▸ **ОТРЫВОК**
------------------------------------------------------------

Лили была в своей форме сестры милосердия, когда их с Анной вели к ожидающим их машинам. Когда они уходили, Александра и Ольга казались спокойными и бесстрастными, но Татьяна не скрывала слез — «та девушка, которая вошла в историю как «гордая и сдержанная», на этот раз, как вспоминала Лили, «не пря{тала} своего горя». Обе женщины тяжело переживали, что были так несправедливо и насильственно вывезены после стольких лет верной службы в семье. Анна, которая была все еще слаба после перенесенной кори и травм, полученных ею в аварии, едва могла ходить, даже с помощью костылей. Когда их машина отъезжала, за пеленой дождя Анна могла разглядеть только «группу одетых в белое фигур, столпившихся у окон детской», наблюдавших, как они уезжают.
Из Царского Села двух женщин доставили во Дворец правосудия в Петрограде. Два дня они провели в промерзшей комнате почти без пищи, после этого Лили было разрешено вернуться домой к своему больному сыну Тити[1232]. Анну же поместили в печально известный Трубецкой бастион Петропавловской крепости, где ее допрашивали и продержали в заключении до июля.

------------------------------------------------------------

[Данные для предсказания ограничивающих рамок]
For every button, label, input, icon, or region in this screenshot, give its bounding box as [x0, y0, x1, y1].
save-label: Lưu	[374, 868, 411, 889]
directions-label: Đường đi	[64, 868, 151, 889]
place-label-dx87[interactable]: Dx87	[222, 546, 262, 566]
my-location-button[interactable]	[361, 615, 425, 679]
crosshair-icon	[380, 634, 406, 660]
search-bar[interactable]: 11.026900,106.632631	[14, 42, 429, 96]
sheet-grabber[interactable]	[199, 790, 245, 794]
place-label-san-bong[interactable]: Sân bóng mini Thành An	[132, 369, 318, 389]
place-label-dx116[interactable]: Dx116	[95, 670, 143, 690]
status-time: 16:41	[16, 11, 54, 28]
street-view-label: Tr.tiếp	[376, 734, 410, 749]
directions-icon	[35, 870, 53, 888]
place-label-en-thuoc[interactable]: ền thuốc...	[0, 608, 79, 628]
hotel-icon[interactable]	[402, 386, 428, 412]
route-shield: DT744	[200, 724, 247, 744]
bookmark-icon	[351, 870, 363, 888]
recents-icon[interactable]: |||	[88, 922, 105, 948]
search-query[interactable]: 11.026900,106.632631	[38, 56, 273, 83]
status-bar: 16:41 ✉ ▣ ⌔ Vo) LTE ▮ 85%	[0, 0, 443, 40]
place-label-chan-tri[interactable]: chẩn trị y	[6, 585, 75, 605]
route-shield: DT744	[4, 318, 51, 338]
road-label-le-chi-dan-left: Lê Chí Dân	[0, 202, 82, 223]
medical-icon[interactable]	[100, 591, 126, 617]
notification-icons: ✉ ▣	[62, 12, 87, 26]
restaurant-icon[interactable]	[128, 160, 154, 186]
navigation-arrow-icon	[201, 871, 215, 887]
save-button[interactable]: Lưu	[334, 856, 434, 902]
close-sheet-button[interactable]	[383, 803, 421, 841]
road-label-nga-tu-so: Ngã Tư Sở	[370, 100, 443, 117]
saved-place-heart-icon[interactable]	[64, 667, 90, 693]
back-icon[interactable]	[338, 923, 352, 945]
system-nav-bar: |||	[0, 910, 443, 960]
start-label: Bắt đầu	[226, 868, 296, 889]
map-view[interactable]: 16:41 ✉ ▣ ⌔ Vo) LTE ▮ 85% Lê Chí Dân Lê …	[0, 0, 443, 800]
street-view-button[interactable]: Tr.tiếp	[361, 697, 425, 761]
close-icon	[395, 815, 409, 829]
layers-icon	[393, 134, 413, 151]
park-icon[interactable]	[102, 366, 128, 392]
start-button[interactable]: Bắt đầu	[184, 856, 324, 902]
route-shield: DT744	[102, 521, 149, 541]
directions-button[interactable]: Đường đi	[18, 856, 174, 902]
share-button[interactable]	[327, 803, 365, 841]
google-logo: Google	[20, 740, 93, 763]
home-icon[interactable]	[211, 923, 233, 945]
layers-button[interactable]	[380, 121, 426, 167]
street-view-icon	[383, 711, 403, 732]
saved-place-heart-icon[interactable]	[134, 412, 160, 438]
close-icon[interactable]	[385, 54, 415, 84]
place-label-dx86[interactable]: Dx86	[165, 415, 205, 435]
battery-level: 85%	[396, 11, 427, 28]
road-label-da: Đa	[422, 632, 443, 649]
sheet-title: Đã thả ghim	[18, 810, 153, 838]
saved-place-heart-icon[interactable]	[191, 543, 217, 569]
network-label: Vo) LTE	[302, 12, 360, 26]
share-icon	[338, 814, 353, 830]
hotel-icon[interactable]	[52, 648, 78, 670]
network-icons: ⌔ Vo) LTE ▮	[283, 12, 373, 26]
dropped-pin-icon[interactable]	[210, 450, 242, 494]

------------------------------------------------------------

▸ **ЗАДАНИЕ**
Выведете дословно часть отрывка от «Из Царского Села» до «заключении до июля.»?

▸ **ОТВЕТ**
Из Царского Села двух женщин доставили во Дворец правосудия в Петрограде. Два дня они провели в промерзшей комнате почти без пищи, после этого Лили было разрешено вернуться домой к своему больному сыну Тити[1232]. Анну же поместили в печально известный Трубецкой бастион Петропавловской крепости, где ее допрашивали и продержали в заключении до июля.